[Raw records]
______________________________

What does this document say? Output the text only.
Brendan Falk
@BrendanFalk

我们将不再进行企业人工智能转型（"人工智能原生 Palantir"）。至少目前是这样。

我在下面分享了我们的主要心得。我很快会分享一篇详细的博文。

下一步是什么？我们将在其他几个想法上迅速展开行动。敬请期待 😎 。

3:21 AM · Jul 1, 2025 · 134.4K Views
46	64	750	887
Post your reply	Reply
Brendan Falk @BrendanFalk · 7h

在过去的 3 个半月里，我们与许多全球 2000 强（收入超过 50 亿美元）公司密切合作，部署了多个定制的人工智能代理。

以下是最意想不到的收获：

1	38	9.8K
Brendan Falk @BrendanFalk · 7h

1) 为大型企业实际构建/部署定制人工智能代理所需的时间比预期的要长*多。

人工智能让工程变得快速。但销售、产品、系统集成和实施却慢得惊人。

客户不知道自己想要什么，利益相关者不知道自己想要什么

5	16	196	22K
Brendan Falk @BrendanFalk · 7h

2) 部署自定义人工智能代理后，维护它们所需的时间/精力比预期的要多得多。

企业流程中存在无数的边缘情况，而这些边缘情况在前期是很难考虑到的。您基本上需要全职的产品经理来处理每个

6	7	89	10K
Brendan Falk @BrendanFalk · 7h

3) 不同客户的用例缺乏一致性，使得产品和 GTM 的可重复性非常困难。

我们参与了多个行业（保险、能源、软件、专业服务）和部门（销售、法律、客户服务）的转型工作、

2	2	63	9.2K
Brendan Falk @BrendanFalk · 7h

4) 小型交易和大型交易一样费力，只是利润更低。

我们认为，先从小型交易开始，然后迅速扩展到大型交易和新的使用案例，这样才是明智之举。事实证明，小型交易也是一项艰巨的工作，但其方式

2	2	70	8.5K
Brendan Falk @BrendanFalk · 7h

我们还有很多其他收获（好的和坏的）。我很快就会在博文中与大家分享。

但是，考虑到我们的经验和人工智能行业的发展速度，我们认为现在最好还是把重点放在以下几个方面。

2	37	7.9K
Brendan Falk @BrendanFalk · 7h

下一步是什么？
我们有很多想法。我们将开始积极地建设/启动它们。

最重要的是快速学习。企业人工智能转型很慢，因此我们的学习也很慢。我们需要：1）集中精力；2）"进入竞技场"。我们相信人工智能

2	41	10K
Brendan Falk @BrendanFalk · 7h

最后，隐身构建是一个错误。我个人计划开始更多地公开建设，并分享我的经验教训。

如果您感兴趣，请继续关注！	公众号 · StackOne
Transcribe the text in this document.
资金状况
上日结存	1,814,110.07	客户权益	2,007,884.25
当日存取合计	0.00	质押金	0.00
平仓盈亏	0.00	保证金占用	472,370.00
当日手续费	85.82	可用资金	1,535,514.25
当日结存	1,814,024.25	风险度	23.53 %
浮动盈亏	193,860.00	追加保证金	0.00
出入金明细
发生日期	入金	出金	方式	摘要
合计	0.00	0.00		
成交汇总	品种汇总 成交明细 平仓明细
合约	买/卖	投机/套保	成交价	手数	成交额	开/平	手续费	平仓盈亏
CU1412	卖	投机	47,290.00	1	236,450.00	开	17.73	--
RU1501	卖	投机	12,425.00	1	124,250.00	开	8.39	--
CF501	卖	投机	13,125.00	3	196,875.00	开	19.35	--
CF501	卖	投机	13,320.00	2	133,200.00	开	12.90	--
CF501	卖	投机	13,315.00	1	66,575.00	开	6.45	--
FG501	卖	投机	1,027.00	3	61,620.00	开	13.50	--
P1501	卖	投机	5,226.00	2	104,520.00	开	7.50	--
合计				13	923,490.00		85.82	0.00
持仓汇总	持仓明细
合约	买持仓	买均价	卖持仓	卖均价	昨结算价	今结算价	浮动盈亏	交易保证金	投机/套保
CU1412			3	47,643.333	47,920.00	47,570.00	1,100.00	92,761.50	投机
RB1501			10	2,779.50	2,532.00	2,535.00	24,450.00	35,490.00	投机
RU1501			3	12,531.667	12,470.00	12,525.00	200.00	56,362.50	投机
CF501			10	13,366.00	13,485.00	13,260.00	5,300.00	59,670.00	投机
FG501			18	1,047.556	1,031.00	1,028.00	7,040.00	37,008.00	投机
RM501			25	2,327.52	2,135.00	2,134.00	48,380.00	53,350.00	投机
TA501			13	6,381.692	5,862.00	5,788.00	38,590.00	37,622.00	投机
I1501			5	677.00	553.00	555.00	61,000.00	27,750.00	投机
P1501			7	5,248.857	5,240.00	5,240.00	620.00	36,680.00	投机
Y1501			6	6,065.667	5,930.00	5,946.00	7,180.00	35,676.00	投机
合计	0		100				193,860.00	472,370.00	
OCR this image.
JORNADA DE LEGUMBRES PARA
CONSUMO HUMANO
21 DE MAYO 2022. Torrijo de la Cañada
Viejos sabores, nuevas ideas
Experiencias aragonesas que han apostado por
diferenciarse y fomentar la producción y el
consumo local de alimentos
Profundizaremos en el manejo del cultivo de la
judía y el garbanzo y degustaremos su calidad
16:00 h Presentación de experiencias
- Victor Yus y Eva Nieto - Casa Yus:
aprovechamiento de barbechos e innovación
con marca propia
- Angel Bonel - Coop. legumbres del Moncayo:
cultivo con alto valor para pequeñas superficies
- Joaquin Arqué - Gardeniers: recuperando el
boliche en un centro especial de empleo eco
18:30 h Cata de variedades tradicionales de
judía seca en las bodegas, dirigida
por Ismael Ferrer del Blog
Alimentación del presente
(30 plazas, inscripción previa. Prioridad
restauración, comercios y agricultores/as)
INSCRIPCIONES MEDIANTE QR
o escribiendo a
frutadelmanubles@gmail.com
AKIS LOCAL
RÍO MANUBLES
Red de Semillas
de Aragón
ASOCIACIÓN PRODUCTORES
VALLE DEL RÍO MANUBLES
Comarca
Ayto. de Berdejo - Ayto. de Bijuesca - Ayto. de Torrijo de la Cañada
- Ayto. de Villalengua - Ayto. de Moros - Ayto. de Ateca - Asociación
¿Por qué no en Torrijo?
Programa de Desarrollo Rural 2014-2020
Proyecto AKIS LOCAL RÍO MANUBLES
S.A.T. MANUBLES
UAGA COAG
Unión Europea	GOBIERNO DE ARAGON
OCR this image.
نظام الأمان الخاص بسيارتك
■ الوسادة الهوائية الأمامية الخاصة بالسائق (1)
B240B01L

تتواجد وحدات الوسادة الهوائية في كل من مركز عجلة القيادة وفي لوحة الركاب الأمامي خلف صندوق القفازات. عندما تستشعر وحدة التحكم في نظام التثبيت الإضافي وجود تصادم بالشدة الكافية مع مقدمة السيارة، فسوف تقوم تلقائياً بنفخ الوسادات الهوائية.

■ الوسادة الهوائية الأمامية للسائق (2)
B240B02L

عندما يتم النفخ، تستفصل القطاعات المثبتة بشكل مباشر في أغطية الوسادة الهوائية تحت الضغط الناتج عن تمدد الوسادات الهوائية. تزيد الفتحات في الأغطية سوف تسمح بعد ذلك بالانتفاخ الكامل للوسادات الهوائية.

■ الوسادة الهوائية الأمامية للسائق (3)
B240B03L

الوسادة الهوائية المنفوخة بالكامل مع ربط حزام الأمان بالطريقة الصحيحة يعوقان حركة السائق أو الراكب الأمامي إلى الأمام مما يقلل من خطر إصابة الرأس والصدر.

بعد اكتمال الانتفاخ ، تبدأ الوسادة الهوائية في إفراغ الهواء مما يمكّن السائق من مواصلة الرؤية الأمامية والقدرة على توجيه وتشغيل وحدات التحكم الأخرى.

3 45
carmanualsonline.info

______________________________

**Exercise requirements:** Your task is to list each line of the records with the word "cultivo".

**In response:**
Profundizaremos en el manejo del cultivo de la
cultivo con alto valor para pequeñas superficies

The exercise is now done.